_INPUT ROWS_.

______________________________

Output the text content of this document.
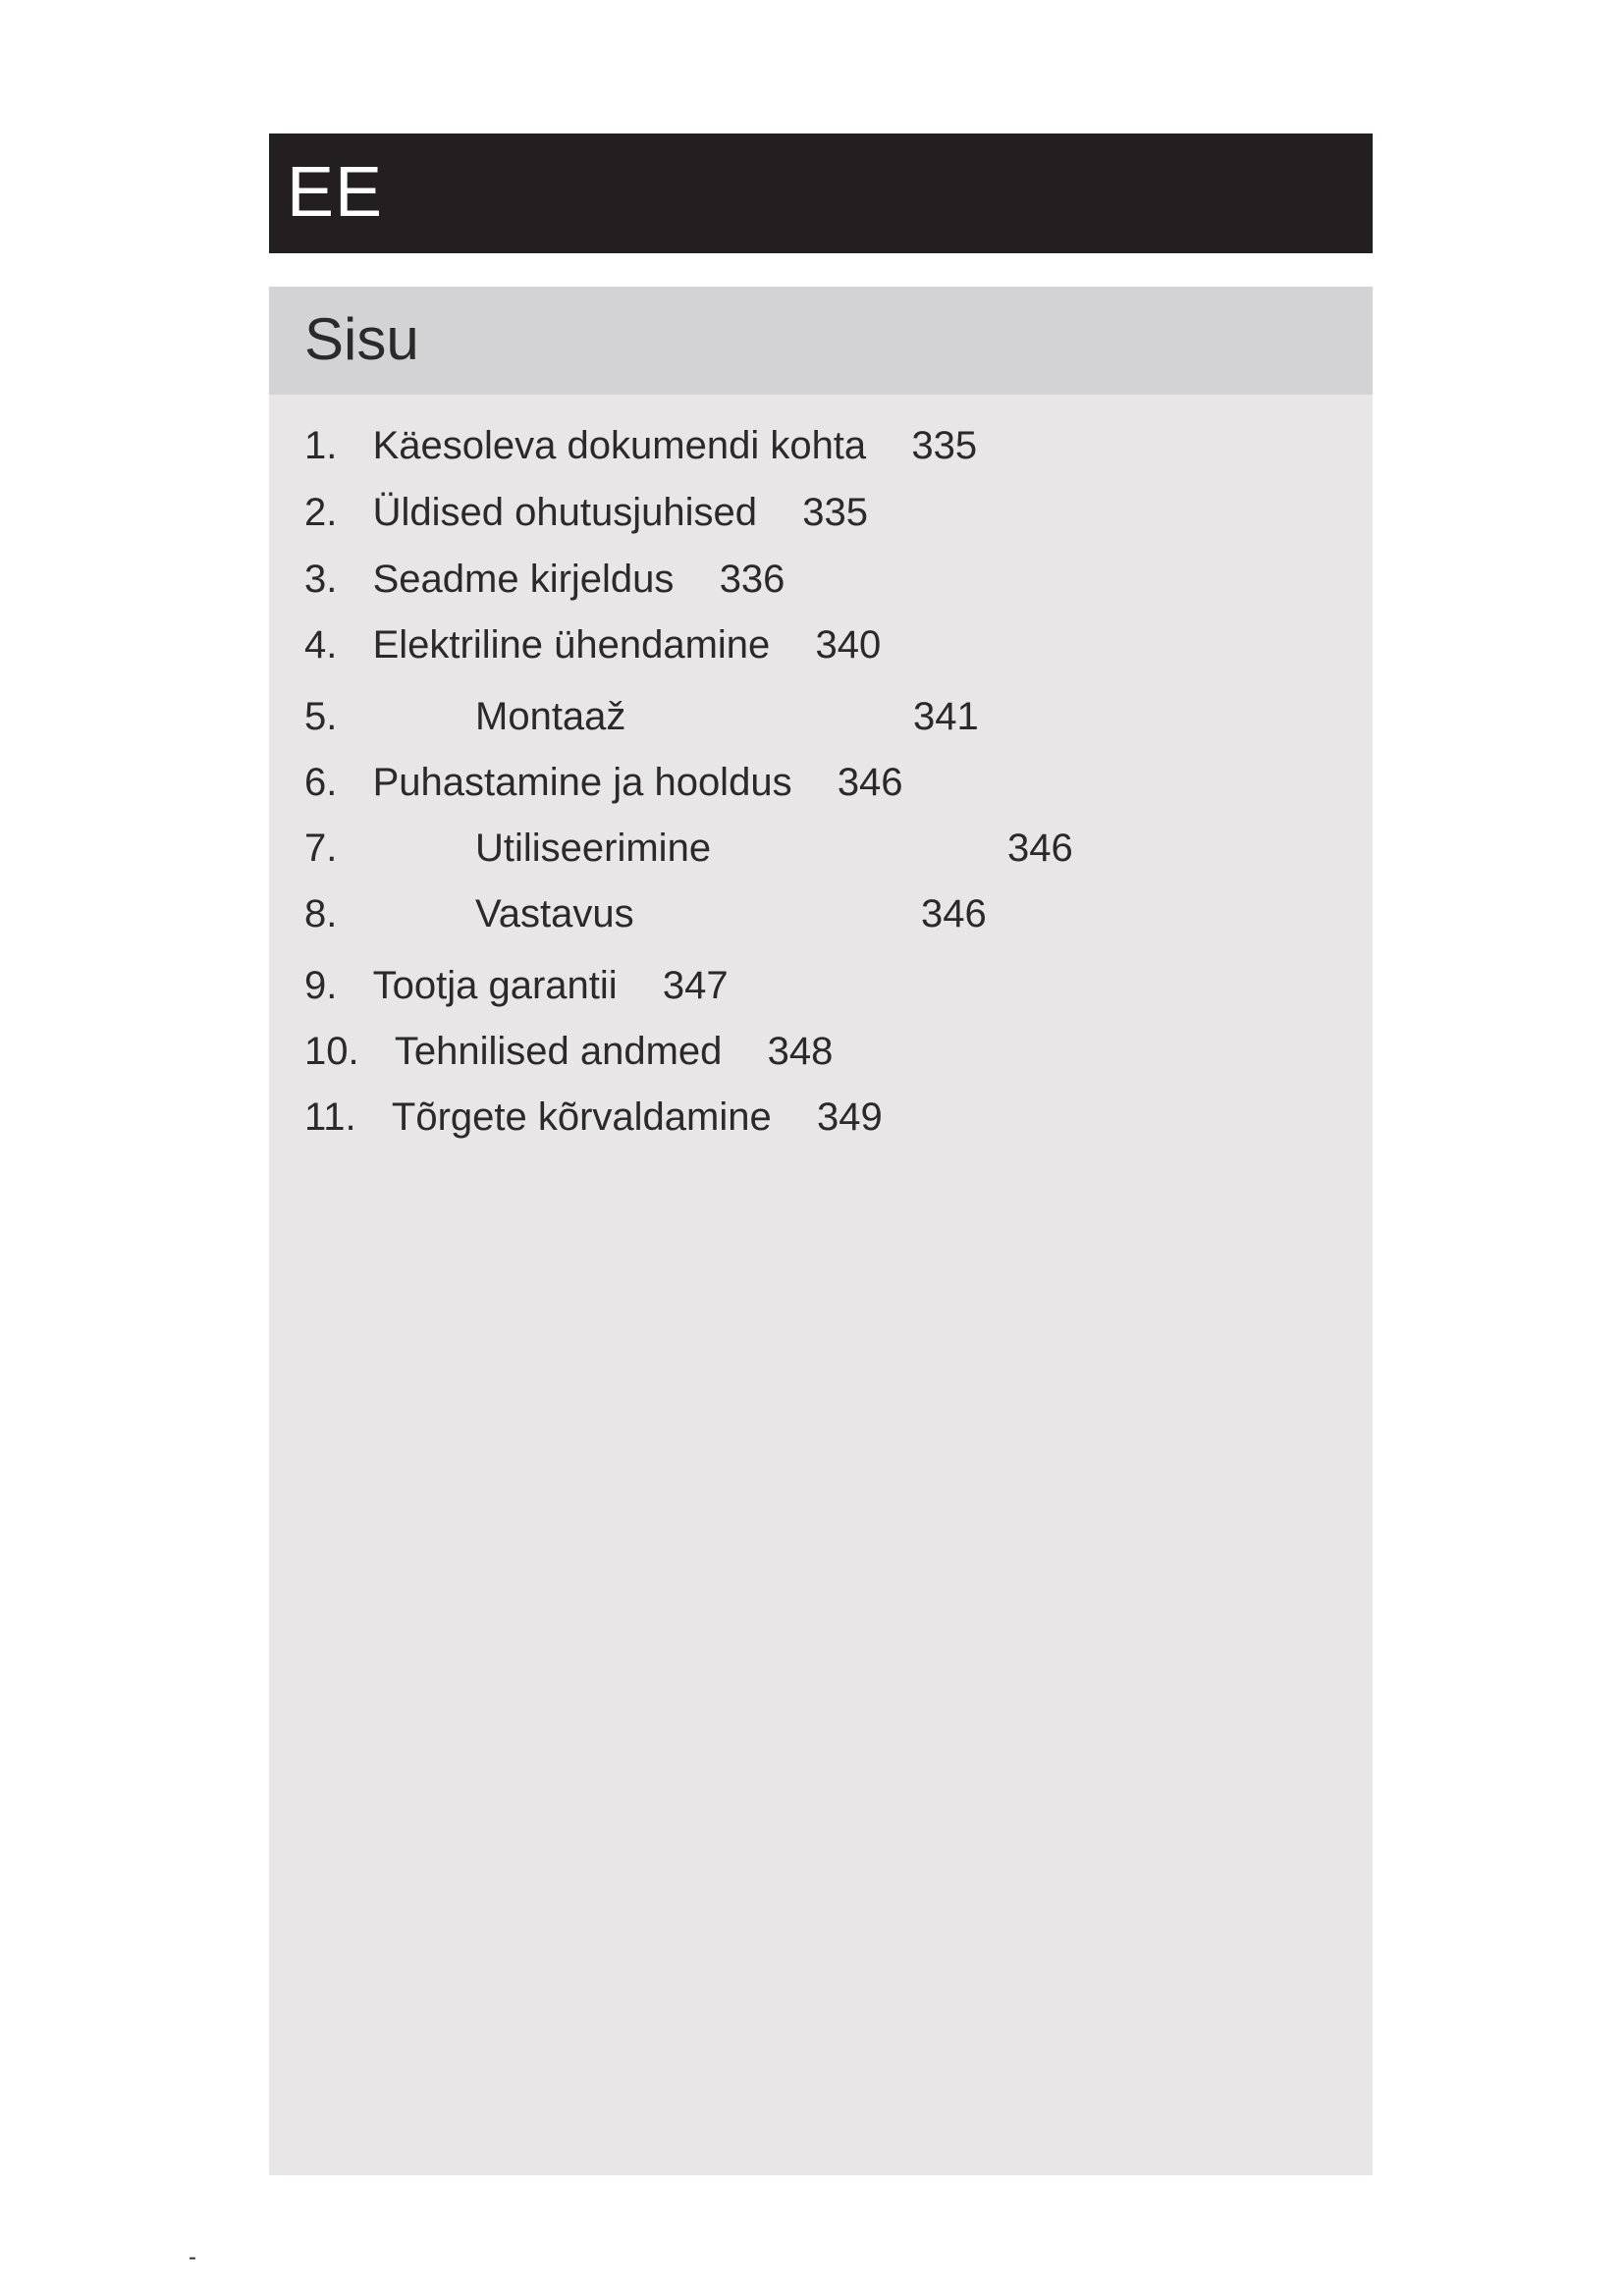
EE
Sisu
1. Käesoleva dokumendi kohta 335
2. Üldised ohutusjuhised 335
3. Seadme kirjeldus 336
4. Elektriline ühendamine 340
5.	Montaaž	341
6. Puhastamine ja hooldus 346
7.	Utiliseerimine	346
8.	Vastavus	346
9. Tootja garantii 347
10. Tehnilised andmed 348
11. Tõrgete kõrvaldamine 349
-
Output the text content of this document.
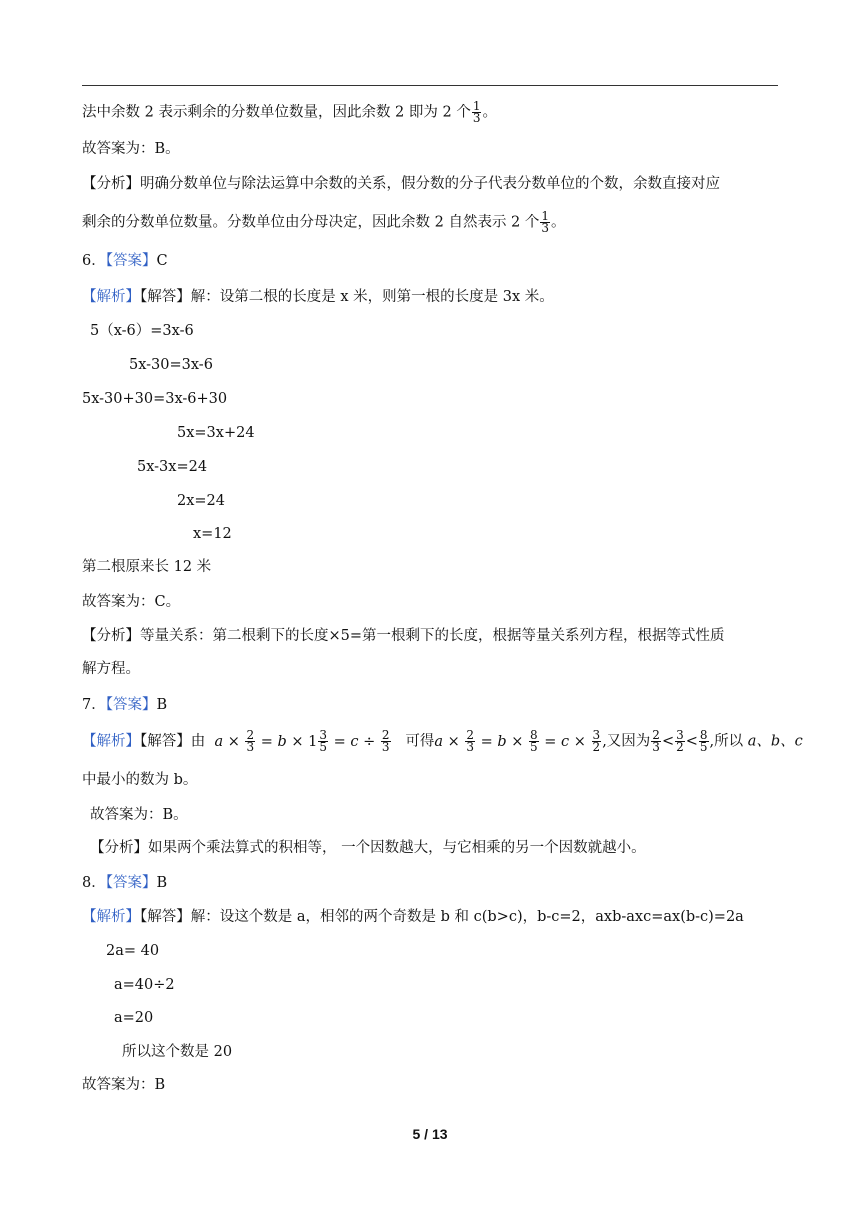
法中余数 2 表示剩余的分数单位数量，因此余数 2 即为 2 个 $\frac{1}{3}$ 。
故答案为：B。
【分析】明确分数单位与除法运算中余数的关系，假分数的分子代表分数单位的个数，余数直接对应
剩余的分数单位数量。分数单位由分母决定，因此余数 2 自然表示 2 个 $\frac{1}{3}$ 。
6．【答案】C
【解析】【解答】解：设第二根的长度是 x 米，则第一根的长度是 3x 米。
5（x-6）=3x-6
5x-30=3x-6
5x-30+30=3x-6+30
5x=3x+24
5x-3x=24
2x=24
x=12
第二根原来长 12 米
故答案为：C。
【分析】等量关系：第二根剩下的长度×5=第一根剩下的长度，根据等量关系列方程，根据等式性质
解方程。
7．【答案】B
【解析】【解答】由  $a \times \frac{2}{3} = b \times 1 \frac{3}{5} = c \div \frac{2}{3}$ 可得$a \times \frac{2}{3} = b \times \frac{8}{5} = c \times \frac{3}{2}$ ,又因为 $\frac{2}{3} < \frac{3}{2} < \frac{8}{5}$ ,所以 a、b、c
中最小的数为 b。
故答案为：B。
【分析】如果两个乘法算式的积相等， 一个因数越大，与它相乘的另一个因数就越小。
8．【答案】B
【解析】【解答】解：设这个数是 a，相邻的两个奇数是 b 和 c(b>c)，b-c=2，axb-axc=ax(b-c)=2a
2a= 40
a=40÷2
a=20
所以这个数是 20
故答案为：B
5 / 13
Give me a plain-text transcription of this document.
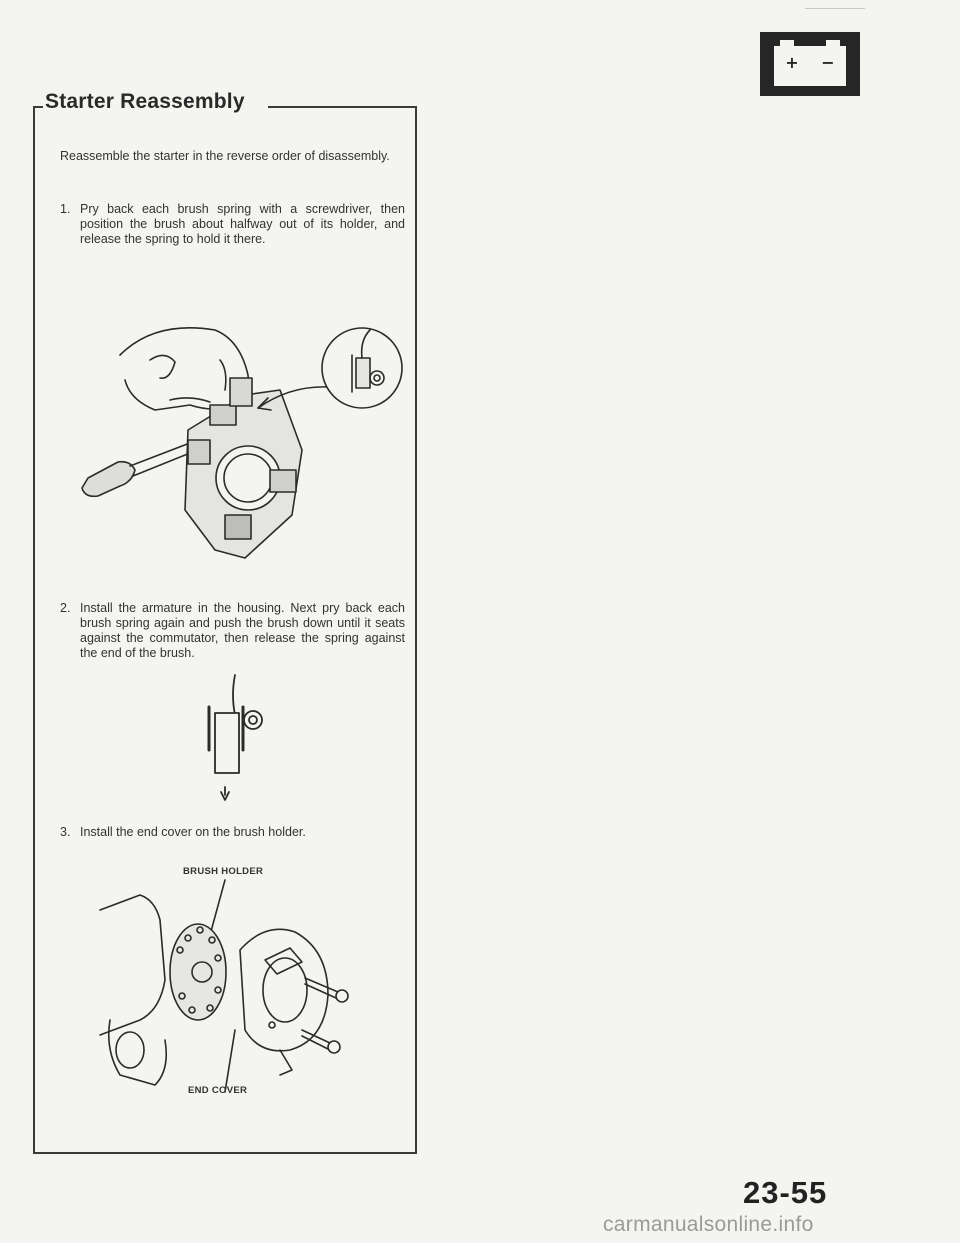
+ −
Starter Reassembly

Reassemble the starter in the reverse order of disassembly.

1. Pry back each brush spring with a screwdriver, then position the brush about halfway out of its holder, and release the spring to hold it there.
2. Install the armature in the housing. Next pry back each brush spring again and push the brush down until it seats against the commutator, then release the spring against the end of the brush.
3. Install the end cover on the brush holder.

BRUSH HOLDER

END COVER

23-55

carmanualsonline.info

______________________________

_PROBLEM DETAILS_. Pick out the lines above that hold the string "因此余数" and show them.

_EXERCISE RESULT_.
法中余数 2 表示剩余的分数单位数量，因此余数 2 即为 2 个 $\frac{1}{3}$ 。
剩余的分数单位数量。分数单位由分母决定，因此余数 2 自然表示 2 个 $\frac{1}{3}$ 。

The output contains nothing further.